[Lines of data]
================
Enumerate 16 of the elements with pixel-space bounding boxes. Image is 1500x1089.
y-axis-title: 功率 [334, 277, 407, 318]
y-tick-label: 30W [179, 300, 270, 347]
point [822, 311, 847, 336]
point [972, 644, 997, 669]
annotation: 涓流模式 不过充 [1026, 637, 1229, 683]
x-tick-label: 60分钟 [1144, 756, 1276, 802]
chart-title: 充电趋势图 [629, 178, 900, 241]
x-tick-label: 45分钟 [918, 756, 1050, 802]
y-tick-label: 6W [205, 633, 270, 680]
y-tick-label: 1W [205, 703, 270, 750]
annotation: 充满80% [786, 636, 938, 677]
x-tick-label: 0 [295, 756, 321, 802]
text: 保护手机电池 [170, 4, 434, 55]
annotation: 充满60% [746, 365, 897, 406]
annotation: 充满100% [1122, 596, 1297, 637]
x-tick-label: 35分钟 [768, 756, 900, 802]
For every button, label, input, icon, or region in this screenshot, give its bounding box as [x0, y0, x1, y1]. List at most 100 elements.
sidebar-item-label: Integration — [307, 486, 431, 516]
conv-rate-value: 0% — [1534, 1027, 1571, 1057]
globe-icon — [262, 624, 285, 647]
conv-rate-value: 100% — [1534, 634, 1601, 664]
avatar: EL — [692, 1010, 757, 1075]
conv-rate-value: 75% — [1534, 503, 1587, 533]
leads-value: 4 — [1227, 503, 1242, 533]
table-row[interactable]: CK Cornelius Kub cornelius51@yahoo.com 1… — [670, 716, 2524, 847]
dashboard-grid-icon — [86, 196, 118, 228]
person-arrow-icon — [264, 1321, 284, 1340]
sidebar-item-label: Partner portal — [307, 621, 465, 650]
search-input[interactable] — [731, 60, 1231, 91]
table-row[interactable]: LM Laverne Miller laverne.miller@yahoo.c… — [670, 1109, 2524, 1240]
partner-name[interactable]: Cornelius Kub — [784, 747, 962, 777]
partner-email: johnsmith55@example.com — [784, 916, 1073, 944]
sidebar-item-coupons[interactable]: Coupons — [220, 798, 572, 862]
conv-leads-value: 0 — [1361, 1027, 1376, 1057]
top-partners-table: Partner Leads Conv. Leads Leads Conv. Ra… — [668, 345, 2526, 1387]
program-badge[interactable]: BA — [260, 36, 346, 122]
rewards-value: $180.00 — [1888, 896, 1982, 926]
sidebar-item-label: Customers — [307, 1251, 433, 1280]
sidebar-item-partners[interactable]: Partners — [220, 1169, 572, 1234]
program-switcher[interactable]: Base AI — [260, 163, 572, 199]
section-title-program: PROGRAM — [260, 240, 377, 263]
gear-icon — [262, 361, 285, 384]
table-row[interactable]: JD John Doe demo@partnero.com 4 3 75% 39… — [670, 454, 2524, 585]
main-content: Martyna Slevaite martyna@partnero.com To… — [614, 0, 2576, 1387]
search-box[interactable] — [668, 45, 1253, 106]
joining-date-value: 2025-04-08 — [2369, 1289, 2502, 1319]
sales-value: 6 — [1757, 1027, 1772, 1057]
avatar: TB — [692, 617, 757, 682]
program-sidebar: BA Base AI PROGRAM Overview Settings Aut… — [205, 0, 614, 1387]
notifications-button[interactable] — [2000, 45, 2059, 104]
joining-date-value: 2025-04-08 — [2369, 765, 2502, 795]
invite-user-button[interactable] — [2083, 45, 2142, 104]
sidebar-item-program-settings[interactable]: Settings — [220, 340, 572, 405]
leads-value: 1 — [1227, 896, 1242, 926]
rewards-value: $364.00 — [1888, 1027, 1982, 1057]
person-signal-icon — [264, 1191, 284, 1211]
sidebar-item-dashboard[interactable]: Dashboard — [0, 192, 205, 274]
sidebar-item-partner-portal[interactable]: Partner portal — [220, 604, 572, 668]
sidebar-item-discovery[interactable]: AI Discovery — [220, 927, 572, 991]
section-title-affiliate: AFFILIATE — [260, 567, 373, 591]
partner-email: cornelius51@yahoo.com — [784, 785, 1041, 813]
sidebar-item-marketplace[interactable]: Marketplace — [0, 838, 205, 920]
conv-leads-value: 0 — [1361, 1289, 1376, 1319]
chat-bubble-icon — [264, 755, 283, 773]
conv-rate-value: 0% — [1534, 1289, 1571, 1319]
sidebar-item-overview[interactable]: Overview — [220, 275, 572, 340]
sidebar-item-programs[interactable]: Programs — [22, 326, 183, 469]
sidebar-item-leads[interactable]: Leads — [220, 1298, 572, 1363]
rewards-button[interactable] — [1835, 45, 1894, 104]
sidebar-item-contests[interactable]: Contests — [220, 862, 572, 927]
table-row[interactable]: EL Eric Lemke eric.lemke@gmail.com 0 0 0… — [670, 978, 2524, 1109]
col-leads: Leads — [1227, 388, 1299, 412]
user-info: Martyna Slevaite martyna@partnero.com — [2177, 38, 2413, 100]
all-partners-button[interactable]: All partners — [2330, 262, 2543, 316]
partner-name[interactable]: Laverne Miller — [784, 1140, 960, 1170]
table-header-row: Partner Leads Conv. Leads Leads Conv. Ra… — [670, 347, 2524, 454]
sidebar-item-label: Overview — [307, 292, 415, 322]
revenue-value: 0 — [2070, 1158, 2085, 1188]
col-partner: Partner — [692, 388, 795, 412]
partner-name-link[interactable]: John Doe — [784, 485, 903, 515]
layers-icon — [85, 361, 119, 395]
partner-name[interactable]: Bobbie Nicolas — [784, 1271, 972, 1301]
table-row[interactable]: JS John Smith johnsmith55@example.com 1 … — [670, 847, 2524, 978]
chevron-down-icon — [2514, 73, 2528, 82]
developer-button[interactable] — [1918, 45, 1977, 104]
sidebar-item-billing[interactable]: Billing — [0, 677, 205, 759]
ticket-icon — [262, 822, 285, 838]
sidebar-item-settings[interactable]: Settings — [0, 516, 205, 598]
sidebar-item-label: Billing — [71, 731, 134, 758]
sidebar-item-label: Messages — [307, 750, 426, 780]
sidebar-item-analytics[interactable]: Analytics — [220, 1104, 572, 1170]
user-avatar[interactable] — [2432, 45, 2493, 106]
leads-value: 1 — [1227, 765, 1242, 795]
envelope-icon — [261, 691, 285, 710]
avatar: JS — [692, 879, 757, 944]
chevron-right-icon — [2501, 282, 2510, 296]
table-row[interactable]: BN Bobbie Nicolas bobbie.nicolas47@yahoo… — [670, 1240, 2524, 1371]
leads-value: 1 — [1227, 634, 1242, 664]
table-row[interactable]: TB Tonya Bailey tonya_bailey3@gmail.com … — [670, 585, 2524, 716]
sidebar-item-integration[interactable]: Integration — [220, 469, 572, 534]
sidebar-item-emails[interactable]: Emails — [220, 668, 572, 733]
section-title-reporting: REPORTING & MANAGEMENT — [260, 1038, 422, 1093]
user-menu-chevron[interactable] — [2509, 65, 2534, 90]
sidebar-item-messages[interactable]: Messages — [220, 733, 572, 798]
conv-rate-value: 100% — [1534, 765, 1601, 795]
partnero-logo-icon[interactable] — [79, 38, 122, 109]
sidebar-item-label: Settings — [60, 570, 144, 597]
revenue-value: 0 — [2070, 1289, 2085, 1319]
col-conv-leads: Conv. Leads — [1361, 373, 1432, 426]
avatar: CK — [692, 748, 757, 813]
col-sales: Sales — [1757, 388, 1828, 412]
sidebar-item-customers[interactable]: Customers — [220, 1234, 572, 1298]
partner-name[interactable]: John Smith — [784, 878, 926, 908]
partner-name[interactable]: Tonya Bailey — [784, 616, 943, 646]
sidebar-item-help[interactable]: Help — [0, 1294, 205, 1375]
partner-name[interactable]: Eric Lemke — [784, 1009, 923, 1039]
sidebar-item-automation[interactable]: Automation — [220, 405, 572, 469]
================
What needs to be done: Repeat all of the material above line for line, without changing anything.

Task response:
Enumerate 16 of the elements with pixel-space bounding boxes. Image is 1500x1089.
y-axis-title: 功率 [334, 277, 407, 318]
y-tick-label: 30W [179, 300, 270, 347]
point [822, 311, 847, 336]
point [972, 644, 997, 669]
annotation: 涓流模式 不过充 [1026, 637, 1229, 683]
x-tick-label: 60分钟 [1144, 756, 1276, 802]
chart-title: 充电趋势图 [629, 178, 900, 241]
x-tick-label: 45分钟 [918, 756, 1050, 802]
y-tick-label: 6W [205, 633, 270, 680]
y-tick-label: 1W [205, 703, 270, 750]
annotation: 充满80% [786, 636, 938, 677]
x-tick-label: 0 [295, 756, 321, 802]
text: 保护手机电池 [170, 4, 434, 55]
annotation: 充满60% [746, 365, 897, 406]
annotation: 充满100% [1122, 596, 1297, 637]
x-tick-label: 35分钟 [768, 756, 900, 802]
For every button, label, input, icon, or region in this screenshot, give its bounding box as [x0, y0, x1, y1]. List at most 100 elements.
sidebar-item-label: Integration — [307, 486, 431, 516]
conv-rate-value: 0% — [1534, 1027, 1571, 1057]
globe-icon — [262, 624, 285, 647]
conv-rate-value: 100% — [1534, 634, 1601, 664]
avatar: EL — [692, 1010, 757, 1075]
conv-rate-value: 75% — [1534, 503, 1587, 533]
leads-value: 4 — [1227, 503, 1242, 533]
table-row[interactable]: CK Cornelius Kub cornelius51@yahoo.com 1… — [670, 716, 2524, 847]
dashboard-grid-icon — [86, 196, 118, 228]
person-arrow-icon — [264, 1321, 284, 1340]
sidebar-item-label: Partner portal — [307, 621, 465, 650]
search-input[interactable] — [731, 60, 1231, 91]
table-row[interactable]: LM Laverne Miller laverne.miller@yahoo.c… — [670, 1109, 2524, 1240]
partner-name[interactable]: Cornelius Kub — [784, 747, 962, 777]
partner-email: johnsmith55@example.com — [784, 916, 1073, 944]
sidebar-item-coupons[interactable]: Coupons — [220, 798, 572, 862]
conv-leads-value: 0 — [1361, 1027, 1376, 1057]
top-partners-table: Partner Leads Conv. Leads Leads Conv. Ra… — [668, 345, 2526, 1387]
program-badge[interactable]: BA — [260, 36, 346, 122]
rewards-value: $180.00 — [1888, 896, 1982, 926]
sidebar-item-label: Customers — [307, 1251, 433, 1280]
sidebar-item-partners[interactable]: Partners — [220, 1169, 572, 1234]
program-switcher[interactable]: Base AI — [260, 163, 572, 199]
section-title-program: PROGRAM — [260, 240, 377, 263]
gear-icon — [262, 361, 285, 384]
table-row[interactable]: JD John Doe demo@partnero.com 4 3 75% 39… — [670, 454, 2524, 585]
main-content: Martyna Slevaite martyna@partnero.com To… — [614, 0, 2576, 1387]
search-box[interactable] — [668, 45, 1253, 106]
joining-date-value: 2025-04-08 — [2369, 1289, 2502, 1319]
sales-value: 6 — [1757, 1027, 1772, 1057]
avatar: TB — [692, 617, 757, 682]
program-sidebar: BA Base AI PROGRAM Overview Settings Aut… — [205, 0, 614, 1387]
notifications-button[interactable] — [2000, 45, 2059, 104]
joining-date-value: 2025-04-08 — [2369, 765, 2502, 795]
invite-user-button[interactable] — [2083, 45, 2142, 104]
sidebar-item-program-settings[interactable]: Settings — [220, 340, 572, 405]
leads-value: 1 — [1227, 896, 1242, 926]
rewards-value: $364.00 — [1888, 1027, 1982, 1057]
person-signal-icon — [264, 1191, 284, 1211]
sidebar-item-dashboard[interactable]: Dashboard — [0, 192, 205, 274]
sidebar-item-partner-portal[interactable]: Partner portal — [220, 604, 572, 668]
sidebar-item-discovery[interactable]: AI Discovery — [220, 927, 572, 991]
section-title-affiliate: AFFILIATE — [260, 567, 373, 591]
partner-email: cornelius51@yahoo.com — [784, 785, 1041, 813]
sidebar-item-marketplace[interactable]: Marketplace — [0, 838, 205, 920]
conv-leads-value: 0 — [1361, 1289, 1376, 1319]
chat-bubble-icon — [264, 755, 283, 773]
conv-rate-value: 0% — [1534, 1289, 1571, 1319]
sidebar-item-overview[interactable]: Overview — [220, 275, 572, 340]
sidebar-item-programs[interactable]: Programs — [22, 326, 183, 469]
sidebar-item-leads[interactable]: Leads — [220, 1298, 572, 1363]
rewards-button[interactable] — [1835, 45, 1894, 104]
sidebar-item-contests[interactable]: Contests — [220, 862, 572, 927]
table-row[interactable]: EL Eric Lemke eric.lemke@gmail.com 0 0 0… — [670, 978, 2524, 1109]
col-leads: Leads — [1227, 388, 1299, 412]
user-info: Martyna Slevaite martyna@partnero.com — [2177, 38, 2413, 100]
all-partners-button[interactable]: All partners — [2330, 262, 2543, 316]
partner-name[interactable]: Laverne Miller — [784, 1140, 960, 1170]
table-header-row: Partner Leads Conv. Leads Leads Conv. Ra… — [670, 347, 2524, 454]
sidebar-item-label: Overview — [307, 292, 415, 322]
revenue-value: 0 — [2070, 1158, 2085, 1188]
col-partner: Partner — [692, 388, 795, 412]
partner-name-link[interactable]: John Doe — [784, 485, 903, 515]
layers-icon — [85, 361, 119, 395]
partner-name[interactable]: Bobbie Nicolas — [784, 1271, 972, 1301]
table-row[interactable]: JS John Smith johnsmith55@example.com 1 … — [670, 847, 2524, 978]
chevron-down-icon — [2514, 73, 2528, 82]
developer-button[interactable] — [1918, 45, 1977, 104]
sidebar-item-billing[interactable]: Billing — [0, 677, 205, 759]
ticket-icon — [262, 822, 285, 838]
sidebar-item-settings[interactable]: Settings — [0, 516, 205, 598]
sidebar-item-label: Billing — [71, 731, 134, 758]
sidebar-item-label: Messages — [307, 750, 426, 780]
sidebar-item-analytics[interactable]: Analytics — [220, 1104, 572, 1170]
user-avatar[interactable] — [2432, 45, 2493, 106]
leads-value: 1 — [1227, 765, 1242, 795]
envelope-icon — [261, 691, 285, 710]
avatar: JS — [692, 879, 757, 944]
chevron-right-icon — [2501, 282, 2510, 296]
table-row[interactable]: BN Bobbie Nicolas bobbie.nicolas47@yahoo… — [670, 1240, 2524, 1371]
leads-value: 1 — [1227, 634, 1242, 664]
table-row[interactable]: TB Tonya Bailey tonya_bailey3@gmail.com … — [670, 585, 2524, 716]
sidebar-item-integration[interactable]: Integration — [220, 469, 572, 534]
sidebar-item-emails[interactable]: Emails — [220, 668, 572, 733]
section-title-reporting: REPORTING & MANAGEMENT — [260, 1038, 422, 1093]
user-menu-chevron[interactable] — [2509, 65, 2534, 90]
sidebar-item-messages[interactable]: Messages — [220, 733, 572, 798]
conv-rate-value: 100% — [1534, 765, 1601, 795]
partnero-logo-icon[interactable] — [79, 38, 122, 109]
sidebar-item-label: Settings — [60, 570, 144, 597]
revenue-value: 0 — [2070, 1289, 2085, 1319]
col-conv-leads: Conv. Leads — [1361, 373, 1432, 426]
avatar: CK — [692, 748, 757, 813]
col-sales: Sales — [1757, 388, 1828, 412]
sidebar-item-customers[interactable]: Customers — [220, 1234, 572, 1298]
partner-name[interactable]: John Smith — [784, 878, 926, 908]
partner-name[interactable]: Tonya Bailey — [784, 616, 943, 646]
sidebar-item-help[interactable]: Help — [0, 1294, 205, 1375]
partner-name[interactable]: Eric Lemke — [784, 1009, 923, 1039]
sidebar-item-automation[interactable]: Automation — [220, 405, 572, 469]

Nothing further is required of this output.